**Task:**
Count the lines containing "marker". Give the number alone.

[Dataset rows about figures]
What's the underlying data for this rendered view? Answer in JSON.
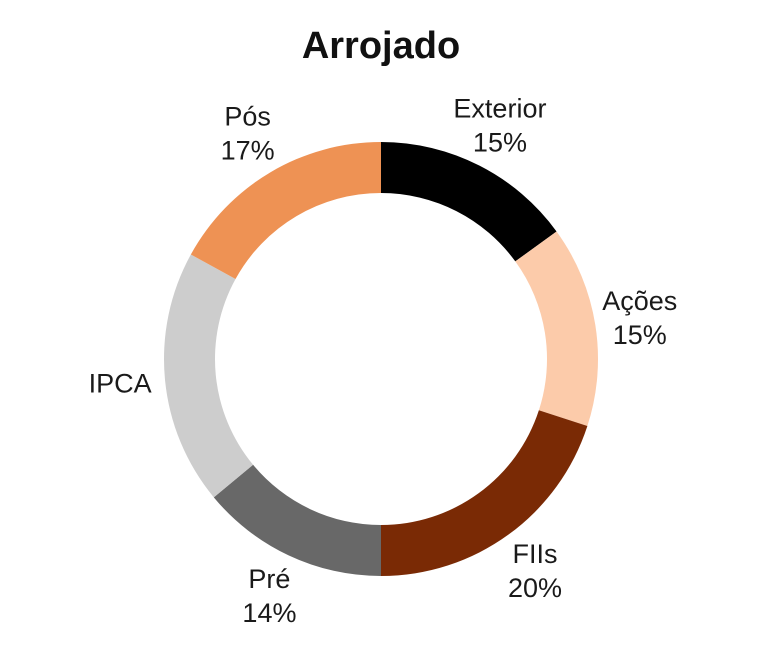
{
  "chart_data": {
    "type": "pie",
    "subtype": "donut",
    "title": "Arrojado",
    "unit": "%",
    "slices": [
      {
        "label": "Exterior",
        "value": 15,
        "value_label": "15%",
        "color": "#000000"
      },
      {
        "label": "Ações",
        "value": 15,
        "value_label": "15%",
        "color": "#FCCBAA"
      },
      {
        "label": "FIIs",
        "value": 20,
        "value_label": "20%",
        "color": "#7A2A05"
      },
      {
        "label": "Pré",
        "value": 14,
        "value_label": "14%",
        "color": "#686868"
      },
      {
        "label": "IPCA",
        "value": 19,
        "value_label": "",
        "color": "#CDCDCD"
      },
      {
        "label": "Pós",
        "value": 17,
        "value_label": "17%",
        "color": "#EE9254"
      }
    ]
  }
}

--

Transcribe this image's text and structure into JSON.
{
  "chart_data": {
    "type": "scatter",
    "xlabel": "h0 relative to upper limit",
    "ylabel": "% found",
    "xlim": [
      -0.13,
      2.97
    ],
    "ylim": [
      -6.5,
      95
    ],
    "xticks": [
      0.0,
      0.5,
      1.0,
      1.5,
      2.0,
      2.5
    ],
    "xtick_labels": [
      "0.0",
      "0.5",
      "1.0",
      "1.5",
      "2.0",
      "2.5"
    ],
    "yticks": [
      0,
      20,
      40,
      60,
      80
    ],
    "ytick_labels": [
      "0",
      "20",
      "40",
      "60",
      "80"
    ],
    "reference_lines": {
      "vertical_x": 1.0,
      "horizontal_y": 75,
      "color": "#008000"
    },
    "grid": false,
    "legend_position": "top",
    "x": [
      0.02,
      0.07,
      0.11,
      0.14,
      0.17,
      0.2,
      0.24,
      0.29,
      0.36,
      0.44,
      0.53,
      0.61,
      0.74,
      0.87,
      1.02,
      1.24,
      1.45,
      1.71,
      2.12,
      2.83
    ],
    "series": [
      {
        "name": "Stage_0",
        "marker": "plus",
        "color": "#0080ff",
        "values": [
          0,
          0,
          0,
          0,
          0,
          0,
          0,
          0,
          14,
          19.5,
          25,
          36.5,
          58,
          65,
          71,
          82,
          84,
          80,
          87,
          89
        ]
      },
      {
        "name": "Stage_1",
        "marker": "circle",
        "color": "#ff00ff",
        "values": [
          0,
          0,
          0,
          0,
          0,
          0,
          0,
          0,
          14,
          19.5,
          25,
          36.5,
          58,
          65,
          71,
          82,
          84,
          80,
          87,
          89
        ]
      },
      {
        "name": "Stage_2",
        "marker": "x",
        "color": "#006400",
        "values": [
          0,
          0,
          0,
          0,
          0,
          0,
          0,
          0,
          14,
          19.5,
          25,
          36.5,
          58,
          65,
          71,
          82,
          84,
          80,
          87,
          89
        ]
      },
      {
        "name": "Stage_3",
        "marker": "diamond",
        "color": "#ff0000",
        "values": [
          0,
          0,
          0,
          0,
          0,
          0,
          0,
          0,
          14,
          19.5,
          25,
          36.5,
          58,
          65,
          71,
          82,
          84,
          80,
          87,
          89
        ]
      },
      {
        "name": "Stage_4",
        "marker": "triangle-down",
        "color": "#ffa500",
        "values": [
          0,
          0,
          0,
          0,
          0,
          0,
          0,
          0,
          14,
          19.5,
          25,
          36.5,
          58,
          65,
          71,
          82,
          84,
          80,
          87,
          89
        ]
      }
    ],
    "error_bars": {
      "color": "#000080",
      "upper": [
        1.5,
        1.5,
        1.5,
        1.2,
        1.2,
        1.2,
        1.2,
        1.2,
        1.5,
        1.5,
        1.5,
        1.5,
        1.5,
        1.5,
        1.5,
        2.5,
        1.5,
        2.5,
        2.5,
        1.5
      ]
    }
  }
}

* * *

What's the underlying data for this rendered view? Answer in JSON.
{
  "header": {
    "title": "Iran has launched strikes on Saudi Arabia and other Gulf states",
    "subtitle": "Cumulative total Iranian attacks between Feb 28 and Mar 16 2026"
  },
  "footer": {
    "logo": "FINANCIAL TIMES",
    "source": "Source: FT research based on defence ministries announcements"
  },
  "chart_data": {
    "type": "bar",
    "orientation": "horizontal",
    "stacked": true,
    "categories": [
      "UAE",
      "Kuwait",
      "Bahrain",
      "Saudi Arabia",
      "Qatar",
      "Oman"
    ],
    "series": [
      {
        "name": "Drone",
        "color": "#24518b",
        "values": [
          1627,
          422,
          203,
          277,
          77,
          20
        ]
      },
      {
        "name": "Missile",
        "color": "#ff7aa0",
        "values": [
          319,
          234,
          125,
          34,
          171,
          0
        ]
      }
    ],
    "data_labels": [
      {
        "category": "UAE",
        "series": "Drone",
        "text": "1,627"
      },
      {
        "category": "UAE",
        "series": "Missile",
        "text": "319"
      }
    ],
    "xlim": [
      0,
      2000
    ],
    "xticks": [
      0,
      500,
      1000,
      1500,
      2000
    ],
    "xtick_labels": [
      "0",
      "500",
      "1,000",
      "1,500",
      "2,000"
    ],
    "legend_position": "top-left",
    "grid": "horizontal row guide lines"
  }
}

**Result of this exercise:**
5